'''
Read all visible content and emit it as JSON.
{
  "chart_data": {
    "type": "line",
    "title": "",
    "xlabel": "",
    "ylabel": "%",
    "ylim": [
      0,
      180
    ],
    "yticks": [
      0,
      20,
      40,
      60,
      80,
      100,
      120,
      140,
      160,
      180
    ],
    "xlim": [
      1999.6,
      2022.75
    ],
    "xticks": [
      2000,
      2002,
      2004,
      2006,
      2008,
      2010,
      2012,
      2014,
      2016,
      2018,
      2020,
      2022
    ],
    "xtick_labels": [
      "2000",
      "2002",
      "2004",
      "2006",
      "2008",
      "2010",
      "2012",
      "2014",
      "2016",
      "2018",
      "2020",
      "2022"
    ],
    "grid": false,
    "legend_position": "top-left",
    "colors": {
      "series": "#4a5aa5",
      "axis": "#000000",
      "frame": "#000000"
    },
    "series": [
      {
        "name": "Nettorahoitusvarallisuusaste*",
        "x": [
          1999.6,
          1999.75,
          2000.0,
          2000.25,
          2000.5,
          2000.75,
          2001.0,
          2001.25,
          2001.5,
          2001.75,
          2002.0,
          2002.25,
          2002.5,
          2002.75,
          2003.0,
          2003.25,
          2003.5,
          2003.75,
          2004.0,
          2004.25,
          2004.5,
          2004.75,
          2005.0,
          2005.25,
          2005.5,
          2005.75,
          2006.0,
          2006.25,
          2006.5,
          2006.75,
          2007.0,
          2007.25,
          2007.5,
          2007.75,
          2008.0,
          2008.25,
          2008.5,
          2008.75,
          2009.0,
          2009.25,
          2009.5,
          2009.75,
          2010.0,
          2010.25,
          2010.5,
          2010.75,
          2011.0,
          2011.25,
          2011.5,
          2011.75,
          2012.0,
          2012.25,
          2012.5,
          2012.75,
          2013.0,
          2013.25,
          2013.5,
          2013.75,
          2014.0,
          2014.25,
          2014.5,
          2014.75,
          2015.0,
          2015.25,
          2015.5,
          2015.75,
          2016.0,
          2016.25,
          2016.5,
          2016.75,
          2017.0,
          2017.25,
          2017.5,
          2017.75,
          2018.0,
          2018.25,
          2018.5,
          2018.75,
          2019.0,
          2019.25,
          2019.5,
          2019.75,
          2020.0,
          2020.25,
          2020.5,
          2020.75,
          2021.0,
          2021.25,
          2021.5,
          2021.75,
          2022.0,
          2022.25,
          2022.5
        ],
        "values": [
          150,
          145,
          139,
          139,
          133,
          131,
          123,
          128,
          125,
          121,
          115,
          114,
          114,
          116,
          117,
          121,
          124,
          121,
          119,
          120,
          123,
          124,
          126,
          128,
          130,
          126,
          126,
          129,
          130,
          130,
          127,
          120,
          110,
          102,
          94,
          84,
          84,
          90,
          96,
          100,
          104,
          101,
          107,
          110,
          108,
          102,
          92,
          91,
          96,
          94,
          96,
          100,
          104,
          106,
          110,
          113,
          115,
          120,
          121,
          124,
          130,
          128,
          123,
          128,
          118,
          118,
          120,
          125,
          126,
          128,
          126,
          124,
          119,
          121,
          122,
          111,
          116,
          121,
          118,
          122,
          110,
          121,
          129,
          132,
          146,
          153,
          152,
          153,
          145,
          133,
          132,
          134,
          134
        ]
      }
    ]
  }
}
'''
Write out all of the records above exactly as they appear.

SOLUTION TO THE PROBLEM:
Read all visible content and emit it as JSON.
{
  "chart_data": {
    "type": "line",
    "title": "",
    "xlabel": "",
    "ylabel": "%",
    "ylim": [
      0,
      180
    ],
    "yticks": [
      0,
      20,
      40,
      60,
      80,
      100,
      120,
      140,
      160,
      180
    ],
    "xlim": [
      1999.6,
      2022.75
    ],
    "xticks": [
      2000,
      2002,
      2004,
      2006,
      2008,
      2010,
      2012,
      2014,
      2016,
      2018,
      2020,
      2022
    ],
    "xtick_labels": [
      "2000",
      "2002",
      "2004",
      "2006",
      "2008",
      "2010",
      "2012",
      "2014",
      "2016",
      "2018",
      "2020",
      "2022"
    ],
    "grid": false,
    "legend_position": "top-left",
    "colors": {
      "series": "#4a5aa5",
      "axis": "#000000",
      "frame": "#000000"
    },
    "series": [
      {
        "name": "Nettorahoitusvarallisuusaste*",
        "x": [
          1999.6,
          1999.75,
          2000.0,
          2000.25,
          2000.5,
          2000.75,
          2001.0,
          2001.25,
          2001.5,
          2001.75,
          2002.0,
          2002.25,
          2002.5,
          2002.75,
          2003.0,
          2003.25,
          2003.5,
          2003.75,
          2004.0,
          2004.25,
          2004.5,
          2004.75,
          2005.0,
          2005.25,
          2005.5,
          2005.75,
          2006.0,
          2006.25,
          2006.5,
          2006.75,
          2007.0,
          2007.25,
          2007.5,
          2007.75,
          2008.0,
          2008.25,
          2008.5,
          2008.75,
          2009.0,
          2009.25,
          2009.5,
          2009.75,
          2010.0,
          2010.25,
          2010.5,
          2010.75,
          2011.0,
          2011.25,
          2011.5,
          2011.75,
          2012.0,
          2012.25,
          2012.5,
          2012.75,
          2013.0,
          2013.25,
          2013.5,
          2013.75,
          2014.0,
          2014.25,
          2014.5,
          2014.75,
          2015.0,
          2015.25,
          2015.5,
          2015.75,
          2016.0,
          2016.25,
          2016.5,
          2016.75,
          2017.0,
          2017.25,
          2017.5,
          2017.75,
          2018.0,
          2018.25,
          2018.5,
          2018.75,
          2019.0,
          2019.25,
          2019.5,
          2019.75,
          2020.0,
          2020.25,
          2020.5,
          2020.75,
          2021.0,
          2021.25,
          2021.5,
          2021.75,
          2022.0,
          2022.25,
          2022.5
        ],
        "values": [
          150,
          145,
          139,
          139,
          133,
          131,
          123,
          128,
          125,
          121,
          115,
          114,
          114,
          116,
          117,
          121,
          124,
          121,
          119,
          120,
          123,
          124,
          126,
          128,
          130,
          126,
          126,
          129,
          130,
          130,
          127,
          120,
          110,
          102,
          94,
          84,
          84,
          90,
          96,
          100,
          104,
          101,
          107,
          110,
          108,
          102,
          92,
          91,
          96,
          94,
          96,
          100,
          104,
          106,
          110,
          113,
          115,
          120,
          121,
          124,
          130,
          128,
          123,
          128,
          118,
          118,
          120,
          125,
          126,
          128,
          126,
          124,
          119,
          121,
          122,
          111,
          116,
          121,
          118,
          122,
          110,
          121,
          129,
          132,
          146,
          153,
          152,
          153,
          145,
          133,
          132,
          134,
          134
        ]
      }
    ]
  }
}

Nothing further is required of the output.